----- Supplied information -----

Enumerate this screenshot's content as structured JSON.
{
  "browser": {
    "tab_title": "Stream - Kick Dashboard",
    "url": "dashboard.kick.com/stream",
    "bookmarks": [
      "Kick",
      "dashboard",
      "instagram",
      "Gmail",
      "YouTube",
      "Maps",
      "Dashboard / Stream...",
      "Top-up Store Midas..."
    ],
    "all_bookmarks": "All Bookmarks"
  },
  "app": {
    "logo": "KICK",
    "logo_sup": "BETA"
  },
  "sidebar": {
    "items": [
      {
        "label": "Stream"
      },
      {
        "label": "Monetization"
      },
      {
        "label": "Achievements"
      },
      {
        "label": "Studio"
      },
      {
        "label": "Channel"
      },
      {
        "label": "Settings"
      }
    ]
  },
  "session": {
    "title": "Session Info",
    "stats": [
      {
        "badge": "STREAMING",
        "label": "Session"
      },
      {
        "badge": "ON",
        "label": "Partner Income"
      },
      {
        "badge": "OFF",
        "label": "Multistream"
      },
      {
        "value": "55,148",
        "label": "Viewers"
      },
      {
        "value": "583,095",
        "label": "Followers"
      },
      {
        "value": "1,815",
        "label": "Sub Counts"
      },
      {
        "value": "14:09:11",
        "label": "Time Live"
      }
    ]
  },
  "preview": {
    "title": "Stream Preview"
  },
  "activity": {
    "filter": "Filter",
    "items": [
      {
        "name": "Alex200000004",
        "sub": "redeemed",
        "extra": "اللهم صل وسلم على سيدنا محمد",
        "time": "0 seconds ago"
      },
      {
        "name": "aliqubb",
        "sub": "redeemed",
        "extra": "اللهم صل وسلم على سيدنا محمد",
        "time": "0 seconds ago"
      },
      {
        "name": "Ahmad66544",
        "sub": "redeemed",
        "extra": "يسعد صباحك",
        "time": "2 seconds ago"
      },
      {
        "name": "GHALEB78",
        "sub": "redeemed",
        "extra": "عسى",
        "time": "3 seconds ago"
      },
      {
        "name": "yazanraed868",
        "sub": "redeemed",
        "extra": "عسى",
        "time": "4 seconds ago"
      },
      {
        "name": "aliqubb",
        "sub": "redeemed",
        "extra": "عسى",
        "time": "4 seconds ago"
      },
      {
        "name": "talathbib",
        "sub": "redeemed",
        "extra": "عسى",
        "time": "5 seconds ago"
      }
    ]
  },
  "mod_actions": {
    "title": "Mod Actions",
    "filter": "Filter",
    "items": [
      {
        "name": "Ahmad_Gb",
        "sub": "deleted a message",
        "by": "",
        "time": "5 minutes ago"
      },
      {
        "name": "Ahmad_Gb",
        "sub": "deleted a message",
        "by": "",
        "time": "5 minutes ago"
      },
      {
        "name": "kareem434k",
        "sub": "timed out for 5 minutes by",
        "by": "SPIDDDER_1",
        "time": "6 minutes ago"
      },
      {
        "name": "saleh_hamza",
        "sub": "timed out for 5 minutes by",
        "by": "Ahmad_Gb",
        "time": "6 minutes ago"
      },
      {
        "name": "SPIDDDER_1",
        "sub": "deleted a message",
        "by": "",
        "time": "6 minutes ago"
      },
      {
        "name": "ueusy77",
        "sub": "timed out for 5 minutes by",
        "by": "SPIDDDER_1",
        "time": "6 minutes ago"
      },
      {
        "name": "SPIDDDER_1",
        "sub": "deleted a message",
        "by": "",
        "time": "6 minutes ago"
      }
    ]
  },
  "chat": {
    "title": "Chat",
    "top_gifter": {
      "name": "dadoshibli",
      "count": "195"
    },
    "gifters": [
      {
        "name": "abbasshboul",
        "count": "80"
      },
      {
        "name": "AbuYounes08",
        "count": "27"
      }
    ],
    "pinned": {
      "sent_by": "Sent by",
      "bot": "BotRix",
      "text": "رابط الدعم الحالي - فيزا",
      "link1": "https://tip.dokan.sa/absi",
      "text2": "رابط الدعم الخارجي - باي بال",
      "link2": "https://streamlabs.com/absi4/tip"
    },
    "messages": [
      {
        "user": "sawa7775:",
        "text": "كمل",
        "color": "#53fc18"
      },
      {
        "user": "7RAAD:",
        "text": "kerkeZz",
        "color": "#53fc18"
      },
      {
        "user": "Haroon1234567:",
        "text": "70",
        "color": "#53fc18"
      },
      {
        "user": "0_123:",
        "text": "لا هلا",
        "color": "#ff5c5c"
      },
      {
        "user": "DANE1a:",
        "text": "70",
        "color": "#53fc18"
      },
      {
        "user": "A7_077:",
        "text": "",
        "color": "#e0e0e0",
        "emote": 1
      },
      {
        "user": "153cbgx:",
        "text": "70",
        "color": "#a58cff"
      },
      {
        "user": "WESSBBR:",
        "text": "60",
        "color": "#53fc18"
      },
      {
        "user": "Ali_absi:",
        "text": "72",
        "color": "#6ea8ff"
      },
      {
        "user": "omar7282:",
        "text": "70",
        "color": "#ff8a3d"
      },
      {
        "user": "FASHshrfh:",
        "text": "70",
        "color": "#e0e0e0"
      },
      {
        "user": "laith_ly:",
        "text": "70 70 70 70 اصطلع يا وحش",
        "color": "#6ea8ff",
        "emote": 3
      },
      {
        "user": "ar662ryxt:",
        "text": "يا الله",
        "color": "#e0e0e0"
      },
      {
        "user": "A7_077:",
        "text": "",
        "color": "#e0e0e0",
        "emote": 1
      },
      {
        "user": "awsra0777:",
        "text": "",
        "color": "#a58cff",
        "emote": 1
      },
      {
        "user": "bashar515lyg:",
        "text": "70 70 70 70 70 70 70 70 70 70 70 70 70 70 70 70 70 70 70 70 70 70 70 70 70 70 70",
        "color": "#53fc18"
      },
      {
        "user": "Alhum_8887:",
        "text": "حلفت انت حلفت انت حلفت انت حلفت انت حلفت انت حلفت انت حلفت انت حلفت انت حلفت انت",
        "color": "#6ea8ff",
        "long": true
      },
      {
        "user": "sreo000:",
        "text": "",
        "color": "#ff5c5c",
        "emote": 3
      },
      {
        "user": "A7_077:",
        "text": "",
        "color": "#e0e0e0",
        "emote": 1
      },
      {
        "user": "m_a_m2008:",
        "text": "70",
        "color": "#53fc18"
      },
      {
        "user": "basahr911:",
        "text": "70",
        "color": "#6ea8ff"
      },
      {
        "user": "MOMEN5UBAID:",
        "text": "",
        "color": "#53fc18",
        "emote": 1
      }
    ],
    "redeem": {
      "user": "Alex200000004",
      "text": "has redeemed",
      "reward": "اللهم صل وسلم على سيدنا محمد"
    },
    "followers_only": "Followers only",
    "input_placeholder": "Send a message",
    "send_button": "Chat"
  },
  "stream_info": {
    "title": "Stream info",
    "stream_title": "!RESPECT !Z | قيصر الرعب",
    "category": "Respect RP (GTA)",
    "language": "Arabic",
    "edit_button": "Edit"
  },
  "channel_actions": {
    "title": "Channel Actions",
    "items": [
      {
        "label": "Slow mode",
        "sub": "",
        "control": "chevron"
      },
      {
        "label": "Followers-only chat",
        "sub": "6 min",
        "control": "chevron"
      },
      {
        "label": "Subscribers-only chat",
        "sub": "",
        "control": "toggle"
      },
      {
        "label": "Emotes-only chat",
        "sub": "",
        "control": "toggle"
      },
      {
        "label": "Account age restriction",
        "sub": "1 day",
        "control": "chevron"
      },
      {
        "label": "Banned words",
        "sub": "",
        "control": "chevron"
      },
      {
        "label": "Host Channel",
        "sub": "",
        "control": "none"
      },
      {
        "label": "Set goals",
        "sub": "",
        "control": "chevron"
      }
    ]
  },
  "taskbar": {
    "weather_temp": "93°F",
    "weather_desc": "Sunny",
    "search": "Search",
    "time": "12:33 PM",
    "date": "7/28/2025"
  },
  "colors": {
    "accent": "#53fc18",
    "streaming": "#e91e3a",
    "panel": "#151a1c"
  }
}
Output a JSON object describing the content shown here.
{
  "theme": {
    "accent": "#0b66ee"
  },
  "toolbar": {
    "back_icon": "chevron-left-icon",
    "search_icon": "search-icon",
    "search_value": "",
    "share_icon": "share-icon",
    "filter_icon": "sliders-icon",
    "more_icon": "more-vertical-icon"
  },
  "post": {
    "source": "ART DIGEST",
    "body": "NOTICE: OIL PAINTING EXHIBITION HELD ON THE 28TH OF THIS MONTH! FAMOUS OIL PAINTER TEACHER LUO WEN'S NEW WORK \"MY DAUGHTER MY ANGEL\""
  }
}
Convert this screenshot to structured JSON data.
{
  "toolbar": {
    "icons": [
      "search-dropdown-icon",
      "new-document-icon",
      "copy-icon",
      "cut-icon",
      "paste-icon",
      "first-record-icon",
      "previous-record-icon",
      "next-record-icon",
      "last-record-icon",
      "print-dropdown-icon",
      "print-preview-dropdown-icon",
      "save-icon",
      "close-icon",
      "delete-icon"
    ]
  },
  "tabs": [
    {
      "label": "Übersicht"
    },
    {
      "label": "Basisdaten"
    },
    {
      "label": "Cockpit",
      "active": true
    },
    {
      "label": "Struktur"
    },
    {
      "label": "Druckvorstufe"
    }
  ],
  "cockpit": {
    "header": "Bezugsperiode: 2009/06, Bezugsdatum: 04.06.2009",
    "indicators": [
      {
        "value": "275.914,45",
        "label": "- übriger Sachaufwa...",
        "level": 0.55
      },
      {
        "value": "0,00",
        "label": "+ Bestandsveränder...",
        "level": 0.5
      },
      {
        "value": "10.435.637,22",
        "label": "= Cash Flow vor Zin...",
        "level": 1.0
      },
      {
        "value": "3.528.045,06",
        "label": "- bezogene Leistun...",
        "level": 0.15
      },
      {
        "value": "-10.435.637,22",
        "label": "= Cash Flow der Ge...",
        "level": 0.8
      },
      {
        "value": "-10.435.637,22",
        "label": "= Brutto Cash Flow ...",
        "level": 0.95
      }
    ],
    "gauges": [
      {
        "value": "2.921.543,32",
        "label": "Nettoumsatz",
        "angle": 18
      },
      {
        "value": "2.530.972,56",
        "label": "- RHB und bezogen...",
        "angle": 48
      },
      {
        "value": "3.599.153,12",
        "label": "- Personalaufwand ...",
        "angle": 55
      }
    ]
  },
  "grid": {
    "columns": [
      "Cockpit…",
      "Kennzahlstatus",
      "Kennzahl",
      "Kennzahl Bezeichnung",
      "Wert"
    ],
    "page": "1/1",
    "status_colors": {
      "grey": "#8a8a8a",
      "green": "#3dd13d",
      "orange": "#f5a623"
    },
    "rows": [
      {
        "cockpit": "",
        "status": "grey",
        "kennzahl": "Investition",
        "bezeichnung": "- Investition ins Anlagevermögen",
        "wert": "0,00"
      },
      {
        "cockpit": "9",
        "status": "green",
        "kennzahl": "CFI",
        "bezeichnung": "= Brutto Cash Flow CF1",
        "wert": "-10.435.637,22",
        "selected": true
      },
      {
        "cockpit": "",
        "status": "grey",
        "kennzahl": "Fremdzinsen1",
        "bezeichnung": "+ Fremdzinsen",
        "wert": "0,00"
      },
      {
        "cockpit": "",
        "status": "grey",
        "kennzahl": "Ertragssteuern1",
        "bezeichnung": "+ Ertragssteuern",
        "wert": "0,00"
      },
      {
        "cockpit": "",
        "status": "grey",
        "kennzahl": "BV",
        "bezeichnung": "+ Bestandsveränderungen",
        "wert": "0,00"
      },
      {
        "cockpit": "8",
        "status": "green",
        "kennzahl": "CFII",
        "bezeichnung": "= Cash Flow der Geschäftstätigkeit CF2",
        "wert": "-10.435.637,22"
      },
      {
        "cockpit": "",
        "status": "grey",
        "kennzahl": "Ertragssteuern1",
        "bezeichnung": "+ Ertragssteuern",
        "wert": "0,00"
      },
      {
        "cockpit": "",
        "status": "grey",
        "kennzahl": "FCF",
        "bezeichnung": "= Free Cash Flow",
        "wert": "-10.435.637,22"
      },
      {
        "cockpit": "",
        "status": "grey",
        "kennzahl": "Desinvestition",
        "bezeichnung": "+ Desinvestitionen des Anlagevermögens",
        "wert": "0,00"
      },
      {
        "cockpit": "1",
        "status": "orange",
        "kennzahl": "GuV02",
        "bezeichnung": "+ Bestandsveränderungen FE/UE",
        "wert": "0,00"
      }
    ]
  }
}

-----

#### Given exercise
Report all lines of the material that contain the word "Brutto".

#### Task answer
        "label": "= Brutto Cash Flow ...",
        "bezeichnung": "= Brutto Cash Flow CF1",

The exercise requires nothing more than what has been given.